■ Aufgabenstellung
Führen Sie die nachstehende synoptische Wetterübersicht fort, und schließen Sie dabei unmittelbar an ihren letzten Satz an.

■ Vorliegender Text
════
DWD Synoptische Übersicht Kurzfrist

07-03-2020 18:01
SXEU31 DWAV 071800

S Y N O P T I S C H E Ü B E R S I C H T K U R Z F R I S T
ausgegeben am Samstag, den 07.03.2020 um 18 UTC


Markante Wettererscheinungen:
Erst noch Zwischenhoch, dann FLORA, das GIESELA - für Abwechslung ist weiterhin
gesorgt.

Synoptische Entwicklung bis Dienstag 12 UTC
-------------------------------------------------------------
Aktuell ... dümpelt das Wetter bei uns mehr oder minder uninspiriert vor sich
hin, ohne dass dabei nennenswerte Dinge passieren. Muss ja auch mal sein, waren
doch die letzten Wochen extrem ereignisreich, und auch die nächste Woche hat
diesbezüglich noch einiges in petto. Zur Zeit bestimmt aber ein sogenanntes
Zwischenhoch das Geschehen, das zwar im Süden und Südosten noch letzte
Niederschläge zulässt, sonst aber keine Schlagzeilen liefert. Obwohl in der
Nacht zum Sonntag der korrespondierende Höhenrücken von Westen her übergreift,
beginnt der Luftdruck im Westen und Nordwesten bereits wieder zu fallen, wodurch
der Zwischenhochkeil in Richtung Alpen gedrückt wird. Den Rücken überlaufende
WLA kündigt die Annäherung einer Warmfront an, die zu dem Sturmtief FLORA
gehört, das vom Seegebiet süd-südöstlich Islands die Norwegische See ansteuert.
════
■ Gesammelte Daten
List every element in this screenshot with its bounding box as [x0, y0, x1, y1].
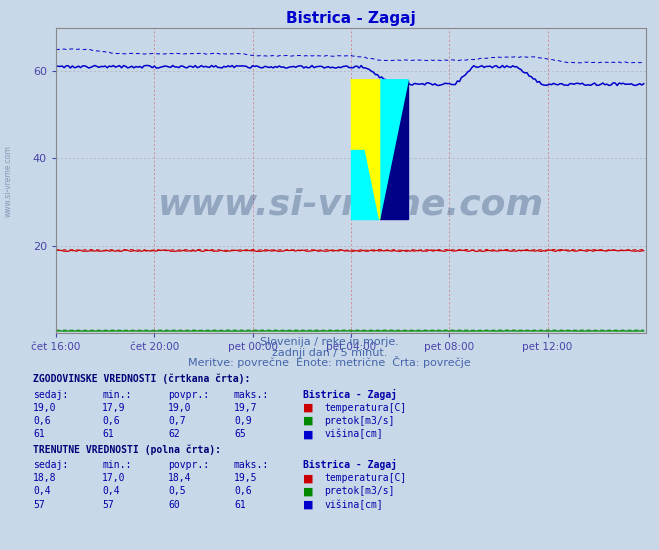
════
■ Ergebnis
Ihre Wetterwirksamkeit beschränkt sich weitgehend auf mehrschichtige Bewölkung,
die bis Sonntagfrüh bis zur Mitte vorankommt. Zwar sind hier und da ein paar
Tropfen in homöopathischer Dosis nicht ausgeschlossen, im Großen und Ganzen
bleibt es aber trocken. Im Nordwesten legt der Gradient soweit zu, dass
insbesondere über der freien Nordsee die ersten steifen Böen 7 Bft aus südlichen
Richtungen die Bühne betreten. Ansonsten verhindert die stabile Schichtung eine
substanzielle Windzunahme, einzig in freien Höhenlagen sowie exponierten Kamm-
und Kuppenlagen reicht es für Spitzen der Stärke 7-8 Bft, auf dem Brocken später
9 Bft.
Der Süden und Osten werden in der Nacht noch vom scheidenden Zwischenhoch
respektive dem Rücken beeinflusst. Dabei lassen die Niederschläge im Südosten
immer mehr nach, am längsten fallen noch am Alpenrand sowie im Bayerischen Wald
ein paar Schnee- oder Schneeregenschauer. Ansonsten lockert die Wolkendecke
zusehends auf, was bei windschwachen Bedingungen die Temperatur in
Gefrierpunktnähe oder gar in den leichten Frostbereich sinken lässt.
Insbesondere dort, wo zuvor noch spät Niederschlag gefallen ist und Straßen bzw.
Weg nicht richtig abgetrocknet sind, besteht die Gefahr von gefrierender Nässe.
Nicht auszuschließen, dass sich bevorzugt im Donautal ein paar Nebelfelder
bilden.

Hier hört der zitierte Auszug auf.